- _Required task_:
Each line containing the word "shield" must be reported.
■ ■ ■ ■ ■
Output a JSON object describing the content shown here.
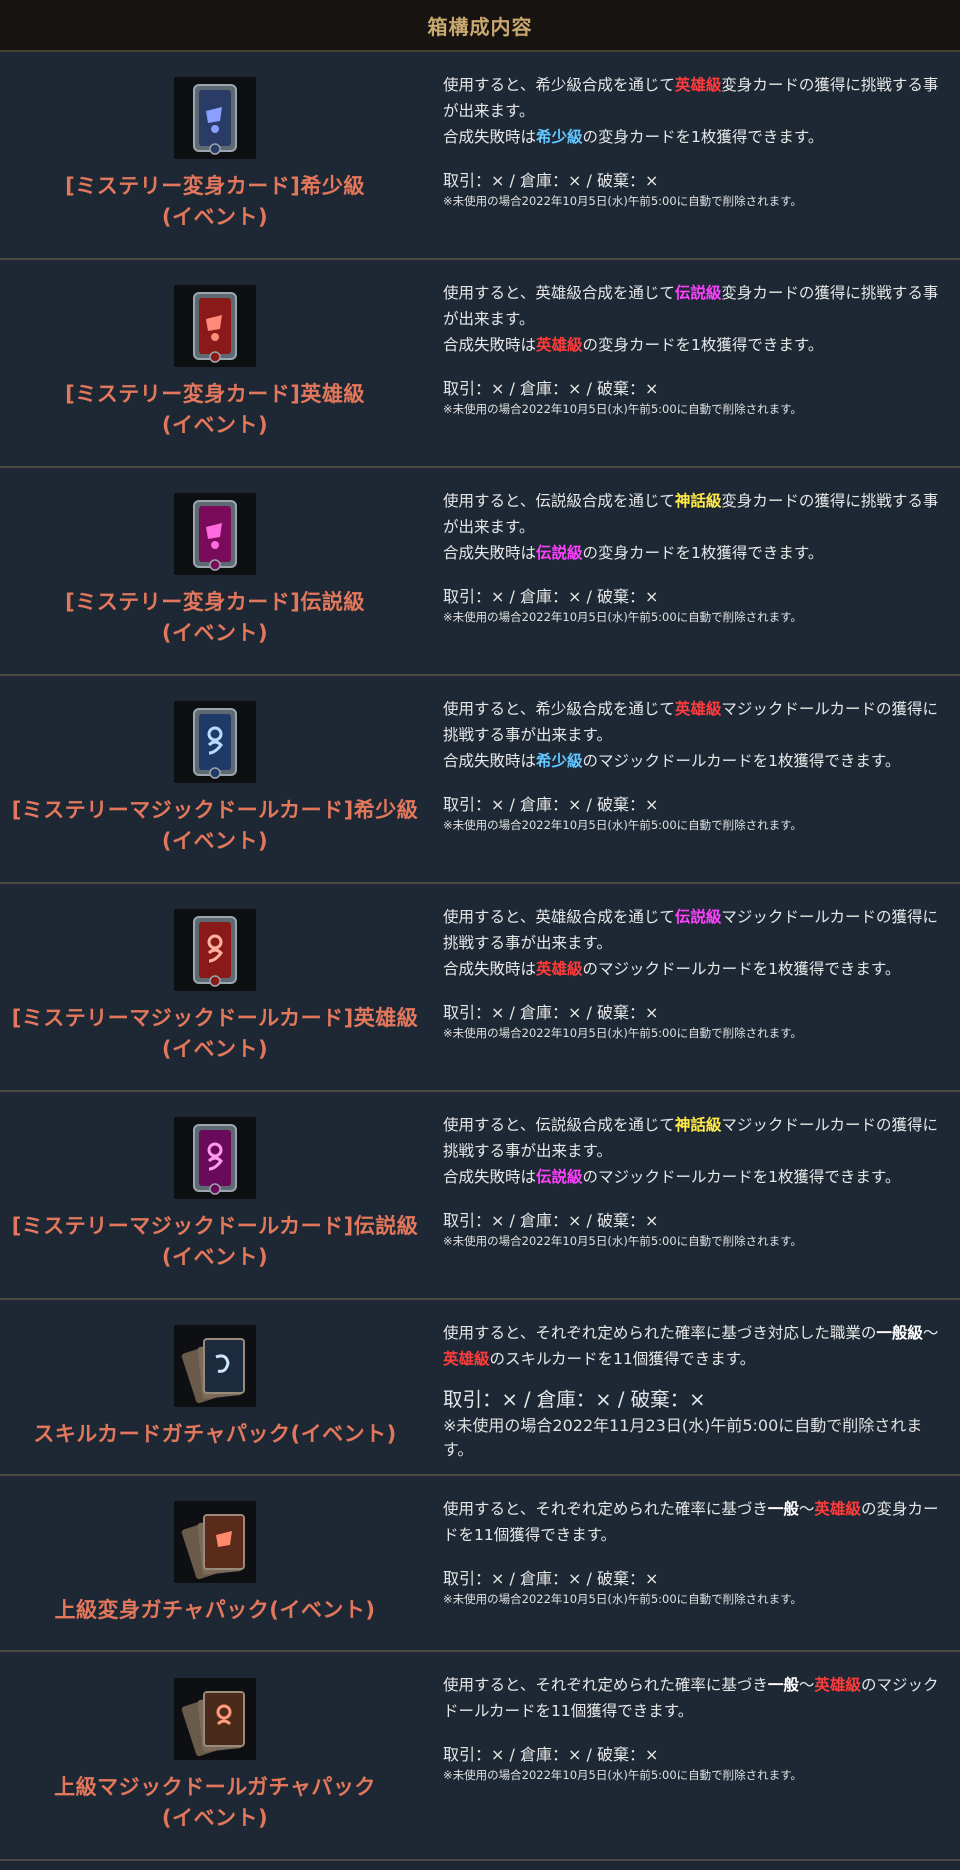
{
  "header": {
    "title": "箱構成内容"
  },
  "colors": {
    "hero": "#ff3b3b",
    "rare": "#63c7ff",
    "legend": "#ff40ff",
    "myth": "#ffe84a",
    "normal": "#ffffff",
    "name": "#e2775c",
    "gold": "#c9a86f"
  },
  "items": [
    {
      "name_line1": "[ミステリー変身カード]希少級",
      "name_line2": "(イベント)",
      "icon": "blue-shield-card-icon",
      "desc": [
        [
          {
            "t": "使用すると、希少級合成を通じて"
          },
          {
            "t": "英雄級",
            "c": "hero"
          },
          {
            "t": "変身カードの獲得に挑戦する事が出来ます。"
          }
        ],
        [
          {
            "t": "合成失敗時は"
          },
          {
            "t": "希少級",
            "c": "rare"
          },
          {
            "t": "の変身カードを1枚獲得できます。"
          }
        ]
      ],
      "trade": "取引：× / 倉庫：× / 破棄：×",
      "note": "※未使用の場合2022年10月5日(水)午前5:00に自動で削除されます。"
    },
    {
      "name_line1": "[ミステリー変身カード]英雄級",
      "name_line2": "(イベント)",
      "icon": "red-shield-card-icon",
      "desc": [
        [
          {
            "t": "使用すると、英雄級合成を通じて"
          },
          {
            "t": "伝説級",
            "c": "legend"
          },
          {
            "t": "変身カードの獲得に挑戦する事が出来ます。"
          }
        ],
        [
          {
            "t": "合成失敗時は"
          },
          {
            "t": "英雄級",
            "c": "hero"
          },
          {
            "t": "の変身カードを1枚獲得できます。"
          }
        ]
      ],
      "trade": "取引：× / 倉庫：× / 破棄：×",
      "note": "※未使用の場合2022年10月5日(水)午前5:00に自動で削除されます。"
    },
    {
      "name_line1": "[ミステリー変身カード]伝説級",
      "name_line2": "(イベント)",
      "icon": "magenta-shield-card-icon",
      "desc": [
        [
          {
            "t": "使用すると、伝説級合成を通じて"
          },
          {
            "t": "神話級",
            "c": "myth"
          },
          {
            "t": "変身カードの獲得に挑戦する事が出来ます。"
          }
        ],
        [
          {
            "t": "合成失敗時は"
          },
          {
            "t": "伝説級",
            "c": "legend"
          },
          {
            "t": "の変身カードを1枚獲得できます。"
          }
        ]
      ],
      "trade": "取引：× / 倉庫：× / 破棄：×",
      "note": "※未使用の場合2022年10月5日(水)午前5:00に自動で削除されます。"
    },
    {
      "name_line1": "[ミステリーマジックドールカード]希少級",
      "name_line2": "(イベント)",
      "icon": "blue-doll-card-icon",
      "desc": [
        [
          {
            "t": "使用すると、希少級合成を通じて"
          },
          {
            "t": "英雄級",
            "c": "hero"
          },
          {
            "t": "マジックドールカードの獲得に挑戦する事が出来ます。"
          }
        ],
        [
          {
            "t": "合成失敗時は"
          },
          {
            "t": "希少級",
            "c": "rare"
          },
          {
            "t": "のマジックドールカードを1枚獲得できます。"
          }
        ]
      ],
      "trade": "取引：× / 倉庫：× / 破棄：×",
      "note": "※未使用の場合2022年10月5日(水)午前5:00に自動で削除されます。"
    },
    {
      "name_line1": "[ミステリーマジックドールカード]英雄級",
      "name_line2": "(イベント)",
      "icon": "red-doll-card-icon",
      "desc": [
        [
          {
            "t": "使用すると、英雄級合成を通じて"
          },
          {
            "t": "伝説級",
            "c": "legend"
          },
          {
            "t": "マジックドールカードの獲得に挑戦する事が出来ます。"
          }
        ],
        [
          {
            "t": "合成失敗時は"
          },
          {
            "t": "英雄級",
            "c": "hero"
          },
          {
            "t": "のマジックドールカードを1枚獲得できます。"
          }
        ]
      ],
      "trade": "取引：× / 倉庫：× / 破棄：×",
      "note": "※未使用の場合2022年10月5日(水)午前5:00に自動で削除されます。"
    },
    {
      "name_line1": "[ミステリーマジックドールカード]伝説級",
      "name_line2": "(イベント)",
      "icon": "magenta-doll-card-icon",
      "desc": [
        [
          {
            "t": "使用すると、伝説級合成を通じて"
          },
          {
            "t": "神話級",
            "c": "myth"
          },
          {
            "t": "マジックドールカードの獲得に挑戦する事が出来ます。"
          }
        ],
        [
          {
            "t": "合成失敗時は"
          },
          {
            "t": "伝説級",
            "c": "legend"
          },
          {
            "t": "のマジックドールカードを1枚獲得できます。"
          }
        ]
      ],
      "trade": "取引：× / 倉庫：× / 破棄：×",
      "note": "※未使用の場合2022年10月5日(水)午前5:00に自動で削除されます。"
    },
    {
      "name_line1": "スキルカードガチャパック(イベント)",
      "name_line2": "",
      "icon": "skill-card-pack-icon",
      "big": true,
      "desc": [
        [
          {
            "t": "使用すると、それぞれ定められた確率に基づき対応した職業の"
          },
          {
            "t": "一般級",
            "c": "normal"
          },
          {
            "t": "～"
          },
          {
            "t": "英雄級",
            "c": "hero"
          },
          {
            "t": "のスキルカードを11個獲得できます。"
          }
        ]
      ],
      "trade": "取引：× / 倉庫：× / 破棄：×",
      "note": "※未使用の場合2022年11月23日(水)午前5:00に自動で削除されます。"
    },
    {
      "name_line1": "上級変身ガチャパック(イベント)",
      "name_line2": "",
      "icon": "transform-card-pack-icon",
      "desc": [
        [
          {
            "t": "使用すると、それぞれ定められた確率に基づき"
          },
          {
            "t": "一般",
            "c": "normal"
          },
          {
            "t": "～"
          },
          {
            "t": "英雄級",
            "c": "hero"
          },
          {
            "t": "の変身カードを11個獲得できます。"
          }
        ]
      ],
      "trade": "取引：× / 倉庫：× / 破棄：×",
      "note": "※未使用の場合2022年10月5日(水)午前5:00に自動で削除されます。"
    },
    {
      "name_line1": "上級マジックドールガチャパック",
      "name_line2": "(イベント)",
      "icon": "doll-card-pack-icon",
      "desc": [
        [
          {
            "t": "使用すると、それぞれ定められた確率に基づき"
          },
          {
            "t": "一般",
            "c": "normal"
          },
          {
            "t": "～"
          },
          {
            "t": "英雄級",
            "c": "hero"
          },
          {
            "t": "のマジックドールカードを11個獲得できます。"
          }
        ]
      ],
      "trade": "取引：× / 倉庫：× / 破棄：×",
      "note": "※未使用の場合2022年10月5日(水)午前5:00に自動で削除されます。"
    }
  ]
}
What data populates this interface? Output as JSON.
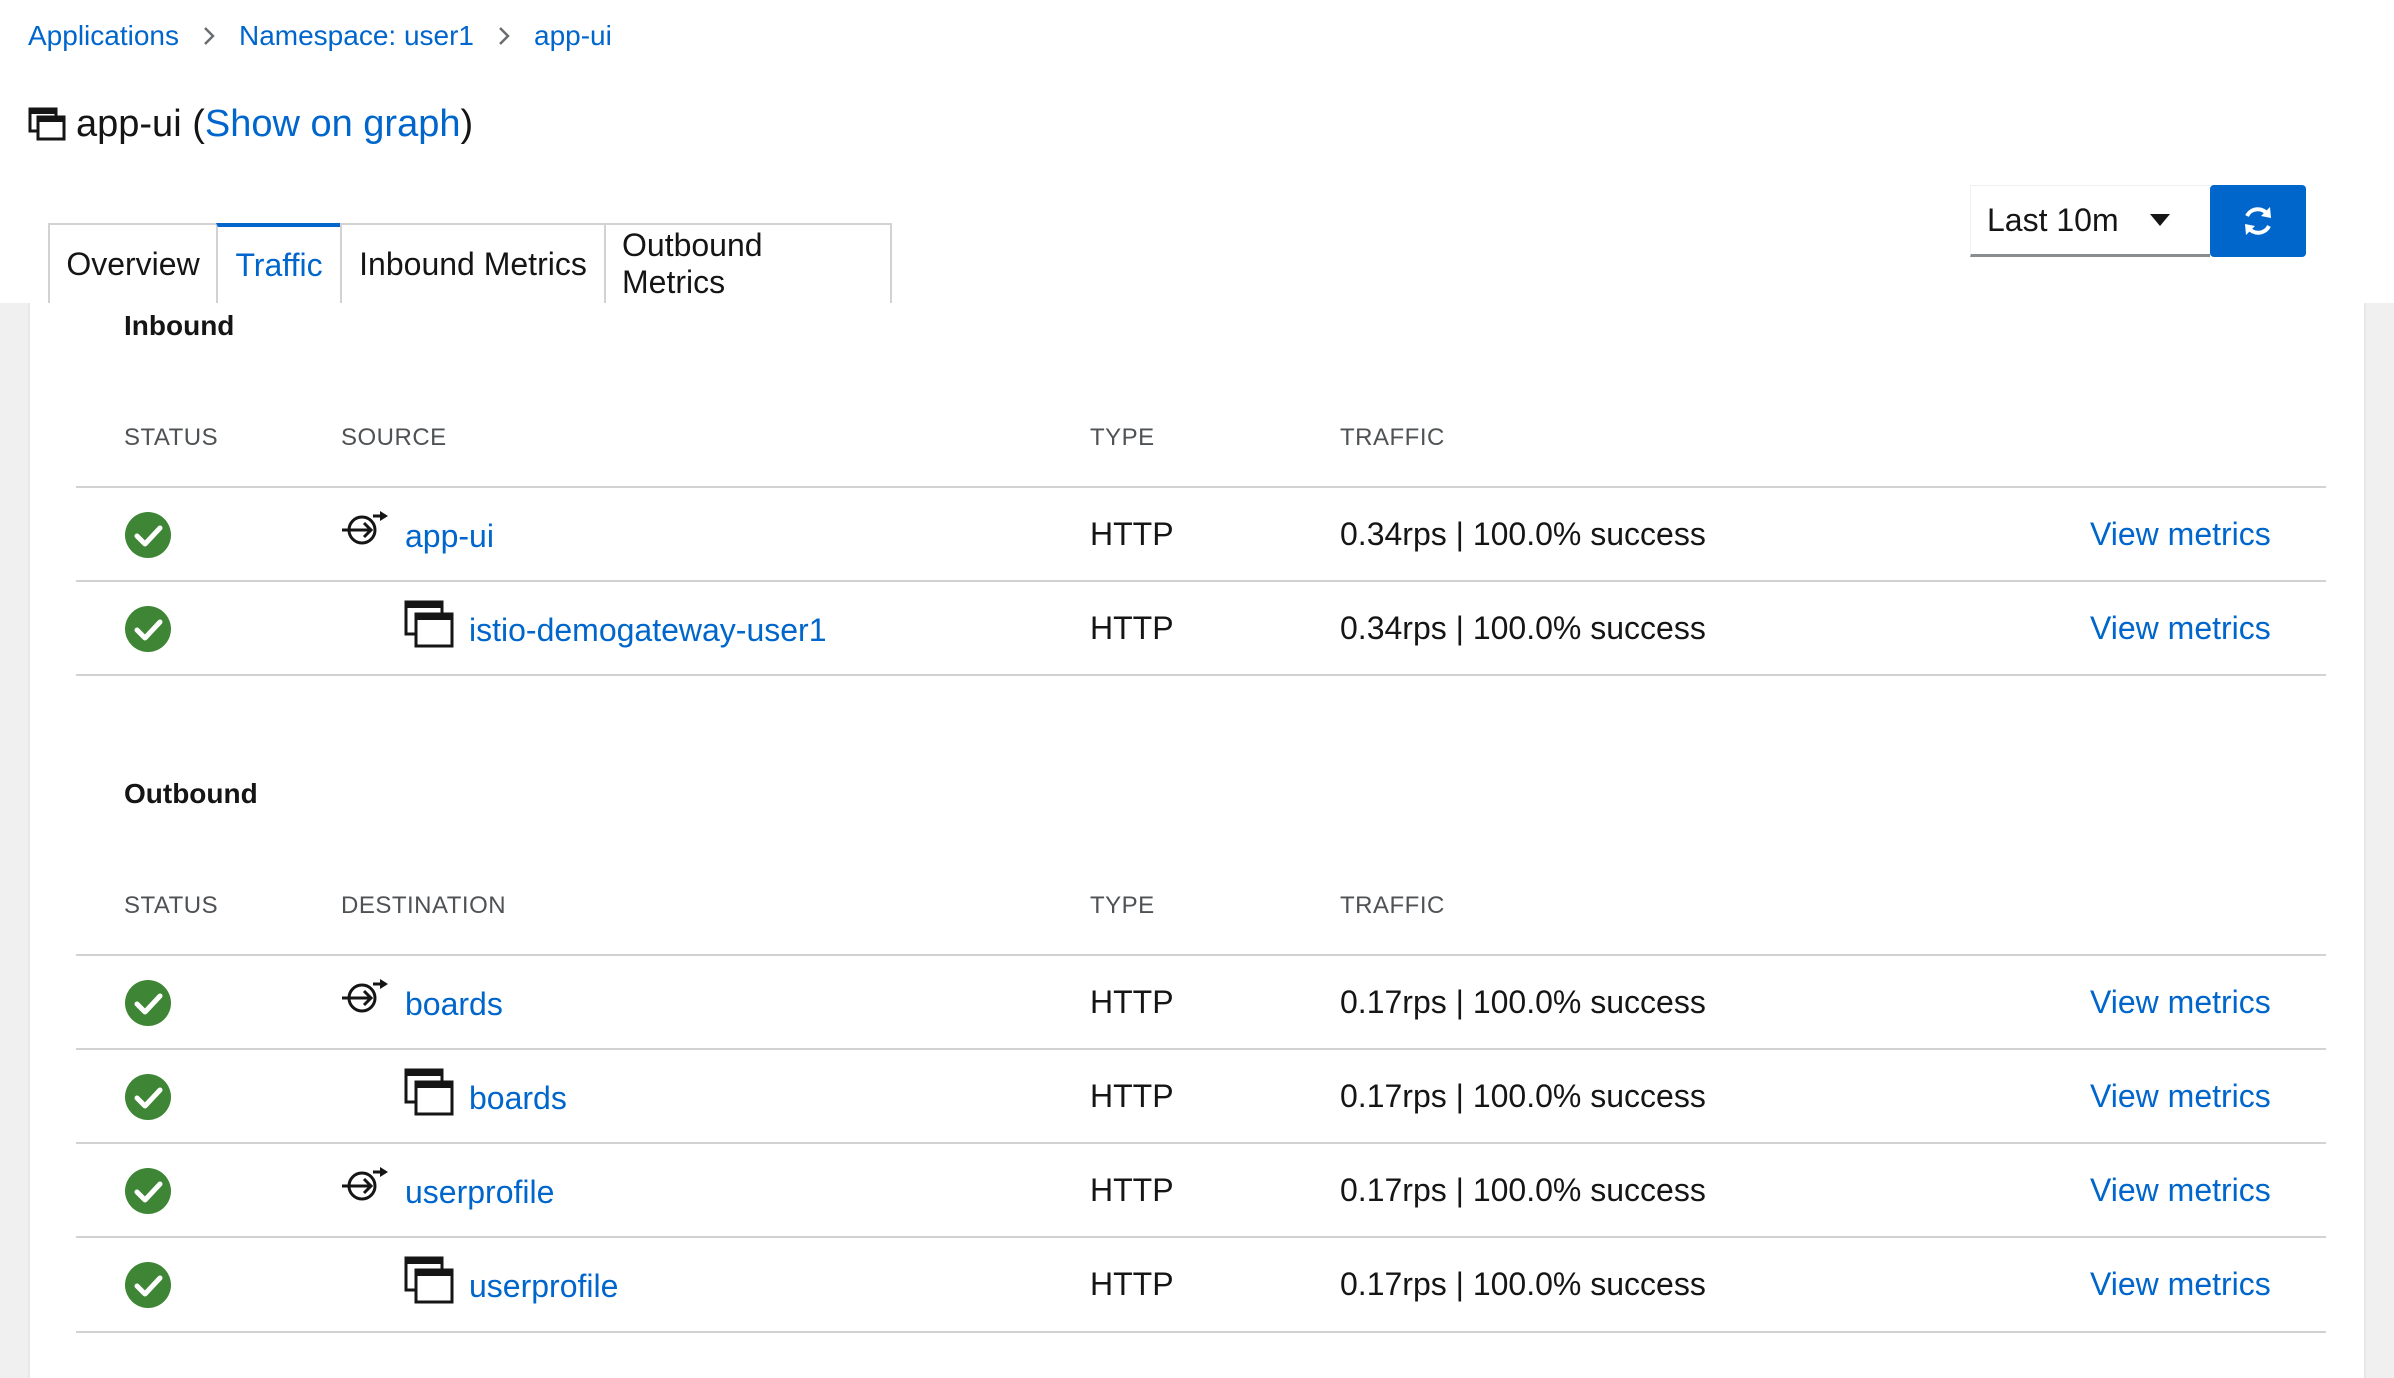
{
  "breadcrumb": {
    "items": [
      "Applications",
      "Namespace: user1",
      "app-ui"
    ]
  },
  "title": {
    "name": "app-ui",
    "open_paren": "(",
    "graph_link": "Show on graph",
    "close_paren": ")"
  },
  "tabs": [
    {
      "label": "Overview",
      "active": false
    },
    {
      "label": "Traffic",
      "active": true
    },
    {
      "label": "Inbound Metrics",
      "active": false
    },
    {
      "label": "Outbound Metrics",
      "active": false
    }
  ],
  "controls": {
    "time_range": "Last 10m"
  },
  "inbound": {
    "title": "Inbound",
    "headers": {
      "status": "STATUS",
      "node": "SOURCE",
      "type": "TYPE",
      "traffic": "TRAFFIC"
    },
    "rows": [
      {
        "node_kind": "service",
        "name": "app-ui",
        "type": "HTTP",
        "traffic": "0.34rps | 100.0% success",
        "action": "View metrics"
      },
      {
        "node_kind": "workload",
        "name": "istio-demogateway-user1",
        "type": "HTTP",
        "traffic": "0.34rps | 100.0% success",
        "action": "View metrics"
      }
    ]
  },
  "outbound": {
    "title": "Outbound",
    "headers": {
      "status": "STATUS",
      "node": "DESTINATION",
      "type": "TYPE",
      "traffic": "TRAFFIC"
    },
    "rows": [
      {
        "node_kind": "service",
        "name": "boards",
        "type": "HTTP",
        "traffic": "0.17rps | 100.0% success",
        "action": "View metrics"
      },
      {
        "node_kind": "workload",
        "name": "boards",
        "type": "HTTP",
        "traffic": "0.17rps | 100.0% success",
        "action": "View metrics"
      },
      {
        "node_kind": "service",
        "name": "userprofile",
        "type": "HTTP",
        "traffic": "0.17rps | 100.0% success",
        "action": "View metrics"
      },
      {
        "node_kind": "workload",
        "name": "userprofile",
        "type": "HTTP",
        "traffic": "0.17rps | 100.0% success",
        "action": "View metrics"
      }
    ]
  },
  "colors": {
    "link": "#0066cc",
    "success": "#3e8635",
    "primary_button": "#0066cc"
  },
  "icons": {
    "status": "check-circle-icon",
    "service": "service-icon",
    "workload": "workload-icon",
    "app": "application-icon",
    "refresh": "refresh-icon",
    "separator": "chevron-right-icon",
    "dropdown": "caret-down-icon"
  }
}
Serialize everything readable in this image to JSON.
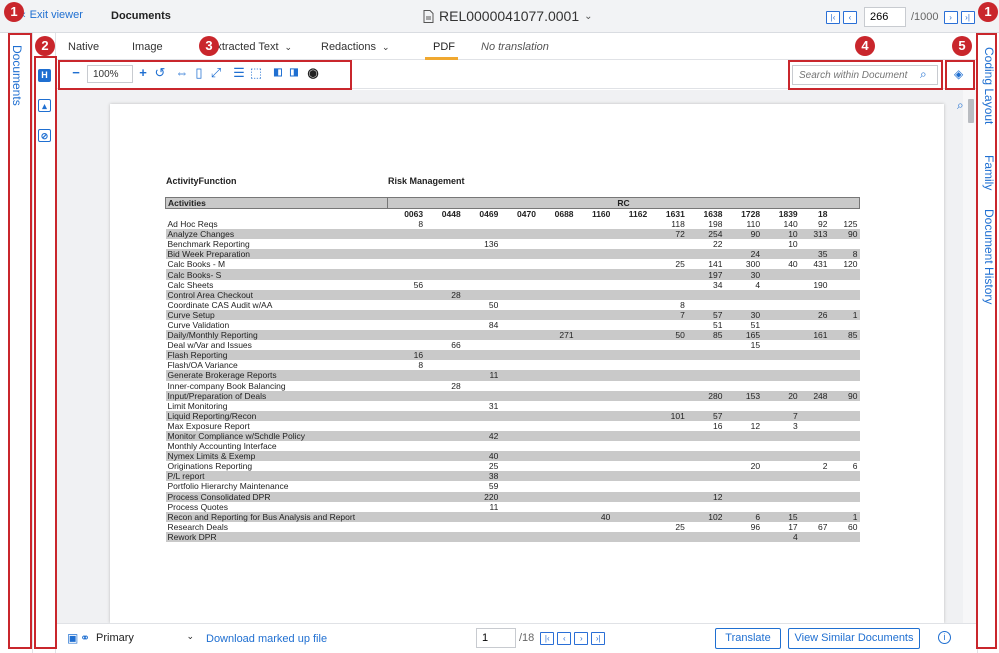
■ ■ ■ ■ ■
- _Solved problem_:
      "icon": "blue-shield-card-icon",
      "icon": "red-shield-card-icon",
      "icon": "magenta-shield-card-icon",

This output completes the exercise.